#### CHALLENGE:
Can you pull out each line of the data below that includes the word "electrode"?

#### AVAILABLE DATA:
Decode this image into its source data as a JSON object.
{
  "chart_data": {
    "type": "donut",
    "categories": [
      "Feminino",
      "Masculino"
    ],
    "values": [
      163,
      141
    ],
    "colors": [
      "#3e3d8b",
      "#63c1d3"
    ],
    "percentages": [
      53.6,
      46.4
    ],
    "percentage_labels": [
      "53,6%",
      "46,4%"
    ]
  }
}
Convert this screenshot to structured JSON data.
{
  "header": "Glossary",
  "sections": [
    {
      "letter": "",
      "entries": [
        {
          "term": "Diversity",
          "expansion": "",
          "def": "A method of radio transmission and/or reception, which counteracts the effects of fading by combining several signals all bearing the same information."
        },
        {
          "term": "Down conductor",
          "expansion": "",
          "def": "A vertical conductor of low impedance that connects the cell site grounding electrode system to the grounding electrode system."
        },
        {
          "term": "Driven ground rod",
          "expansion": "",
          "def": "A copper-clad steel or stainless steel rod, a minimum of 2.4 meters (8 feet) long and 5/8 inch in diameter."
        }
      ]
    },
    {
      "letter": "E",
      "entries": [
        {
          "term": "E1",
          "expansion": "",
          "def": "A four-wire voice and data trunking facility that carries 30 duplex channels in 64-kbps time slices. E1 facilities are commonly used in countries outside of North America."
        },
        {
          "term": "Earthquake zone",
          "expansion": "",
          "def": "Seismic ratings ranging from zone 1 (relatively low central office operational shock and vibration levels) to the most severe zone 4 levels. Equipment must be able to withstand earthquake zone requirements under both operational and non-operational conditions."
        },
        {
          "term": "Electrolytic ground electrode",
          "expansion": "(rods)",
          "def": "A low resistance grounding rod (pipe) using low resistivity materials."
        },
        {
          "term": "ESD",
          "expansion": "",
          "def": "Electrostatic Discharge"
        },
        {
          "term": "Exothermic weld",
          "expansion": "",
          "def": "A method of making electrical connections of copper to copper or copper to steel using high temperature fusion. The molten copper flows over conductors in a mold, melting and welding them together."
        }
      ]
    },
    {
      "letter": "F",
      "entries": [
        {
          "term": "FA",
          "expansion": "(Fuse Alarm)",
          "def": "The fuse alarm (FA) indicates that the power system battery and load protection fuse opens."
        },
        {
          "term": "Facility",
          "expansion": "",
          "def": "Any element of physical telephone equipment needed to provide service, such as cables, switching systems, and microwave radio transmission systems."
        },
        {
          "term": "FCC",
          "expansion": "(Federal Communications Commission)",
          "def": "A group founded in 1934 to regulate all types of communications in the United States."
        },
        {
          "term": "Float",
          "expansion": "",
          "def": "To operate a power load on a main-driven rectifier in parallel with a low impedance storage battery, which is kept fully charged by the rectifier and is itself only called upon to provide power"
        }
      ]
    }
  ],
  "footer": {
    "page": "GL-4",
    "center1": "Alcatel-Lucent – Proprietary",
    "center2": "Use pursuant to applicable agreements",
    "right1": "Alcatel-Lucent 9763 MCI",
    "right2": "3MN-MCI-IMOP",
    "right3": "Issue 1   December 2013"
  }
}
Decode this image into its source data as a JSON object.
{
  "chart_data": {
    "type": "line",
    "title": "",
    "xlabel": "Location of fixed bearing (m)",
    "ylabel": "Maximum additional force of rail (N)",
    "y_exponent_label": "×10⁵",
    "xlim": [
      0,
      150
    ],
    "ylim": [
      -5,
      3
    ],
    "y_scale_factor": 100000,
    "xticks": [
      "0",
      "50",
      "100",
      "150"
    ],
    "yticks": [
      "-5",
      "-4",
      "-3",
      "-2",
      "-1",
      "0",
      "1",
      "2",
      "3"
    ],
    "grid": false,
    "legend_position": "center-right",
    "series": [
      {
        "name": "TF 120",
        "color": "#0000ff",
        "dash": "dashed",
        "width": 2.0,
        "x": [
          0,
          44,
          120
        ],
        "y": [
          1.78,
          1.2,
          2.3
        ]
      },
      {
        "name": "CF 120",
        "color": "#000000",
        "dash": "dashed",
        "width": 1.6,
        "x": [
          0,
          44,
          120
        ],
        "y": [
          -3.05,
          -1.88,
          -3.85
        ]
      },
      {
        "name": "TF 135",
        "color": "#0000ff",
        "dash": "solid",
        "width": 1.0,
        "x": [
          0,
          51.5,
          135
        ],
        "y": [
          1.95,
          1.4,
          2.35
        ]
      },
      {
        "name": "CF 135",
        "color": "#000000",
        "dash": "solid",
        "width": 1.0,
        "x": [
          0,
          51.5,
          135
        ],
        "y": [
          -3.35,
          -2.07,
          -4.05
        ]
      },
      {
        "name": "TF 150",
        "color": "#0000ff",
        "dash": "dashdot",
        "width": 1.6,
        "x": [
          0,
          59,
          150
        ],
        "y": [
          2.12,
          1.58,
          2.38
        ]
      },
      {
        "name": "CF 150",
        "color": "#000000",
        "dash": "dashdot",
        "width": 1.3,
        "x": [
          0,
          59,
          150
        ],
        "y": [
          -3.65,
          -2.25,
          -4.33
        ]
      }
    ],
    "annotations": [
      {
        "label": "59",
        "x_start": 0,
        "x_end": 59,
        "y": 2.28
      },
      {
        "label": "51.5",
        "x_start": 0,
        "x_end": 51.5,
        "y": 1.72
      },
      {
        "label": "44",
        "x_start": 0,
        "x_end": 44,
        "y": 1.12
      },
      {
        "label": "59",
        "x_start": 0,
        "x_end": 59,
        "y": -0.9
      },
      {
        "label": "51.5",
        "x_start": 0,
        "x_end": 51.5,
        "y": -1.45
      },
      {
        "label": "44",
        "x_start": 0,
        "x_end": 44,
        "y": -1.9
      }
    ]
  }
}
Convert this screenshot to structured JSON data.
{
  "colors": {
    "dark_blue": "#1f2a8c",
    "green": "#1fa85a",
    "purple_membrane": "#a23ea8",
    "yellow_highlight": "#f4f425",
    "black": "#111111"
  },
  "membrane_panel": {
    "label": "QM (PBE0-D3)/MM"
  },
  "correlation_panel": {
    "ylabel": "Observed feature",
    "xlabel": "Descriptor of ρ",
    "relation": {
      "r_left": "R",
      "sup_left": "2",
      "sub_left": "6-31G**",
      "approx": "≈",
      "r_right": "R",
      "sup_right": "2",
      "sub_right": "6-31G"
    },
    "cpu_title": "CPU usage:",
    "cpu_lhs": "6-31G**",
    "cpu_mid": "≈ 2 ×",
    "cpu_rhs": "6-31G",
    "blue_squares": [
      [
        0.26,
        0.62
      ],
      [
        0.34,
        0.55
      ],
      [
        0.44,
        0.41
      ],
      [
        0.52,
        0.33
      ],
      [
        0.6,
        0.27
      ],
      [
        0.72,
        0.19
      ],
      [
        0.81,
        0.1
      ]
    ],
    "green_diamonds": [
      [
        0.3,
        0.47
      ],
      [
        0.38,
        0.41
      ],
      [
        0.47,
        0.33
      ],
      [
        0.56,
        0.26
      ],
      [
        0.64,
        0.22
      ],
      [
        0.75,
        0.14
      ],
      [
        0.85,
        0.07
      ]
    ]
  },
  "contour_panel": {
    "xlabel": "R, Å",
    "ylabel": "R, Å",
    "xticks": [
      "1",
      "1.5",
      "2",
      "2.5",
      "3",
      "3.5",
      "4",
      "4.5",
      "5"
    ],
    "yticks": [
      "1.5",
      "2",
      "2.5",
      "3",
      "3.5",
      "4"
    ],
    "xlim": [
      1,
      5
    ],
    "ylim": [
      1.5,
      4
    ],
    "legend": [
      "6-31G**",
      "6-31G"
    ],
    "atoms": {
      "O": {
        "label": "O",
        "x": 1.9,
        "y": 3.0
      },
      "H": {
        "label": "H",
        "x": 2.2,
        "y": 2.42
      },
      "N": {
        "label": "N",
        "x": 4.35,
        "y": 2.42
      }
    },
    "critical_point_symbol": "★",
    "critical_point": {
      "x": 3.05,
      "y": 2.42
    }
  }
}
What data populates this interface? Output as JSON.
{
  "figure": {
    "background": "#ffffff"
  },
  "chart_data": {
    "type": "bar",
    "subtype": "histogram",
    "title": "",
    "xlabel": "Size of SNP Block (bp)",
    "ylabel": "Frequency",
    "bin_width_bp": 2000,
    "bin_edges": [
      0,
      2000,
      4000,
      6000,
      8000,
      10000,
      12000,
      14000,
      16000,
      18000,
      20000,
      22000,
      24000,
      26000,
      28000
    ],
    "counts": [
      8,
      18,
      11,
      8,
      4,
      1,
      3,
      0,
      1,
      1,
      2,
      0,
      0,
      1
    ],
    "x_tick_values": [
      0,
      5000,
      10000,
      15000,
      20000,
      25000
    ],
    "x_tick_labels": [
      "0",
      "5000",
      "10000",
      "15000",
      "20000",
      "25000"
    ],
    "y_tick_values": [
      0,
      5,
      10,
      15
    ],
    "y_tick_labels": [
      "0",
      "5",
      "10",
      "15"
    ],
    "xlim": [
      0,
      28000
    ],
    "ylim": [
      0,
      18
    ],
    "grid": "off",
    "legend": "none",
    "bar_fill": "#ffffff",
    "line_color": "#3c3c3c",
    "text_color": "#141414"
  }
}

#### SOLUTION TO THE PROBLEM:
          "def": "A vertical conductor of low impedance that connects the cell site grounding electrode system to the grounding electrode system."
          "term": "Electrolytic ground electrode",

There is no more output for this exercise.